▸ EXERCISE INPUT
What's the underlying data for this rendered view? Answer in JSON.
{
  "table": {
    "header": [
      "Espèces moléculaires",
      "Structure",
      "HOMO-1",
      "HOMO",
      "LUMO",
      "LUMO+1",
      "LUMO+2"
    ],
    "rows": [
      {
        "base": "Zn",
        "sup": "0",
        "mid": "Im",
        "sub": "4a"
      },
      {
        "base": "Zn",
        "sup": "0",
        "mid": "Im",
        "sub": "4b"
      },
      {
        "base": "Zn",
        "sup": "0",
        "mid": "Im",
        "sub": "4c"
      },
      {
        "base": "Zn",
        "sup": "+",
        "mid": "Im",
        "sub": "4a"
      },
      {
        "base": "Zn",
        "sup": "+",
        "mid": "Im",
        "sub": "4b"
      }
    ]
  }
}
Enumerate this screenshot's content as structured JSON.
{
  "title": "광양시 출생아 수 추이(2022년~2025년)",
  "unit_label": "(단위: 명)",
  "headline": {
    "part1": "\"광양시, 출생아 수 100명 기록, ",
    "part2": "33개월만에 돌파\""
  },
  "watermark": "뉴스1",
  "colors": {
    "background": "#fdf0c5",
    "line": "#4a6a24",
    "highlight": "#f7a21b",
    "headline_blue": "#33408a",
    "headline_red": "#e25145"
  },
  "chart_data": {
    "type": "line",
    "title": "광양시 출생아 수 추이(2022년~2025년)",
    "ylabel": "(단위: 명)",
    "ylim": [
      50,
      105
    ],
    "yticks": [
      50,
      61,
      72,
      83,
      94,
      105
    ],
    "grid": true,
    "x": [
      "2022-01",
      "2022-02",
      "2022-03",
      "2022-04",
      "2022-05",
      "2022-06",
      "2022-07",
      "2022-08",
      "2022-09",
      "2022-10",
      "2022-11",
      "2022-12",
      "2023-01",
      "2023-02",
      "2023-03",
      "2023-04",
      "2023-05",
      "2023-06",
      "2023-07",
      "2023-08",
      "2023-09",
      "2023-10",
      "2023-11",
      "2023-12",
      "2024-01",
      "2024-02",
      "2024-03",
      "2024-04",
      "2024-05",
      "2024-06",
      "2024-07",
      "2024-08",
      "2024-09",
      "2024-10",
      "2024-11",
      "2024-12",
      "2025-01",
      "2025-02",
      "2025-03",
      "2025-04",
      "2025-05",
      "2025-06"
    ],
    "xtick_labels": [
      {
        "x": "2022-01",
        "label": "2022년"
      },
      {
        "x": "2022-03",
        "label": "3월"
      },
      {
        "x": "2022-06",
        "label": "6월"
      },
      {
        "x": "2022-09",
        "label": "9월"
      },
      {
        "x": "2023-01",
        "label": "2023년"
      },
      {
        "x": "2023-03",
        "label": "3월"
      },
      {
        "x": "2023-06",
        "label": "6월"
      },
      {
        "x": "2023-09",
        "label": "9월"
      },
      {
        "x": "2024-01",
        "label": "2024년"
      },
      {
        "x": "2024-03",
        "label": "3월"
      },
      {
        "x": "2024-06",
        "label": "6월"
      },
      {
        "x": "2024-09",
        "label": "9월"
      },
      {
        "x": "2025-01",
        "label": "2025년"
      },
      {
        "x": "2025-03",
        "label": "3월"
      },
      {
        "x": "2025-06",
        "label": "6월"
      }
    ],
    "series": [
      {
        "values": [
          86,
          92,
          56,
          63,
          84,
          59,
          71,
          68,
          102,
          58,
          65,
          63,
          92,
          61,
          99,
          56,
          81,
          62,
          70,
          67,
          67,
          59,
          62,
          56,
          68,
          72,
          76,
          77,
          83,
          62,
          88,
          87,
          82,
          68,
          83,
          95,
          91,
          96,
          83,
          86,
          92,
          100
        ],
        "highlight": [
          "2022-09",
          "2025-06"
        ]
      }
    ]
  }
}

▸ REQUIREMENT
Give the number of lines in the listing above that contain "this", and nothing else.

▸ RESULT OF THE TASK
2